◆ Aim ◆
Leave out the pictures and return every entry exactly as it appears.

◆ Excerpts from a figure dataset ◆

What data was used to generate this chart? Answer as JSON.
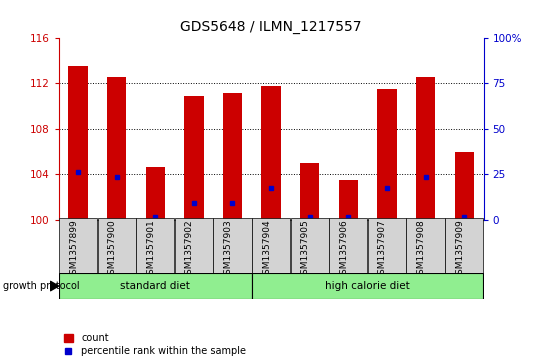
{
  "title": "GDS5648 / ILMN_1217557",
  "samples": [
    "GSM1357899",
    "GSM1357900",
    "GSM1357901",
    "GSM1357902",
    "GSM1357903",
    "GSM1357904",
    "GSM1357905",
    "GSM1357906",
    "GSM1357907",
    "GSM1357908",
    "GSM1357909"
  ],
  "counts": [
    113.5,
    112.6,
    104.6,
    110.9,
    111.2,
    111.8,
    105.0,
    103.5,
    111.5,
    112.6,
    106.0
  ],
  "percentile_values": [
    104.2,
    103.8,
    100.2,
    101.5,
    101.5,
    102.8,
    100.2,
    100.2,
    102.8,
    103.8,
    100.2
  ],
  "ymin": 100,
  "ymax": 116,
  "yticks": [
    100,
    104,
    108,
    112,
    116
  ],
  "right_yticks": [
    0,
    25,
    50,
    75,
    100
  ],
  "bar_color": "#CC0000",
  "percentile_color": "#0000CC",
  "tick_label_color_left": "#CC0000",
  "tick_label_color_right": "#0000CC",
  "group1_label": "standard diet",
  "group2_label": "high calorie diet",
  "group1_indices": [
    0,
    1,
    2,
    3,
    4
  ],
  "group2_indices": [
    5,
    6,
    7,
    8,
    9,
    10
  ],
  "growth_protocol_label": "growth protocol",
  "group_box_color": "#90EE90",
  "sample_box_color": "#D3D3D3",
  "bar_width": 0.5,
  "title_fontsize": 10
}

◆ Right answer ◆
What data was used to generate this chart? Answer as JSON.
{
  "title": "GDS5648 / ILMN_1217557",
  "samples": [
    "GSM1357899",
    "GSM1357900",
    "GSM1357901",
    "GSM1357902",
    "GSM1357903",
    "GSM1357904",
    "GSM1357905",
    "GSM1357906",
    "GSM1357907",
    "GSM1357908",
    "GSM1357909"
  ],
  "counts": [
    113.5,
    112.6,
    104.6,
    110.9,
    111.2,
    111.8,
    105.0,
    103.5,
    111.5,
    112.6,
    106.0
  ],
  "percentile_values": [
    104.2,
    103.8,
    100.2,
    101.5,
    101.5,
    102.8,
    100.2,
    100.2,
    102.8,
    103.8,
    100.2
  ],
  "ymin": 100,
  "ymax": 116,
  "yticks": [
    100,
    104,
    108,
    112,
    116
  ],
  "right_yticks": [
    0,
    25,
    50,
    75,
    100
  ],
  "bar_color": "#CC0000",
  "percentile_color": "#0000CC",
  "tick_label_color_left": "#CC0000",
  "tick_label_color_right": "#0000CC",
  "group1_label": "standard diet",
  "group2_label": "high calorie diet",
  "group1_indices": [
    0,
    1,
    2,
    3,
    4
  ],
  "group2_indices": [
    5,
    6,
    7,
    8,
    9,
    10
  ],
  "growth_protocol_label": "growth protocol",
  "group_box_color": "#90EE90",
  "sample_box_color": "#D3D3D3",
  "bar_width": 0.5,
  "title_fontsize": 10
}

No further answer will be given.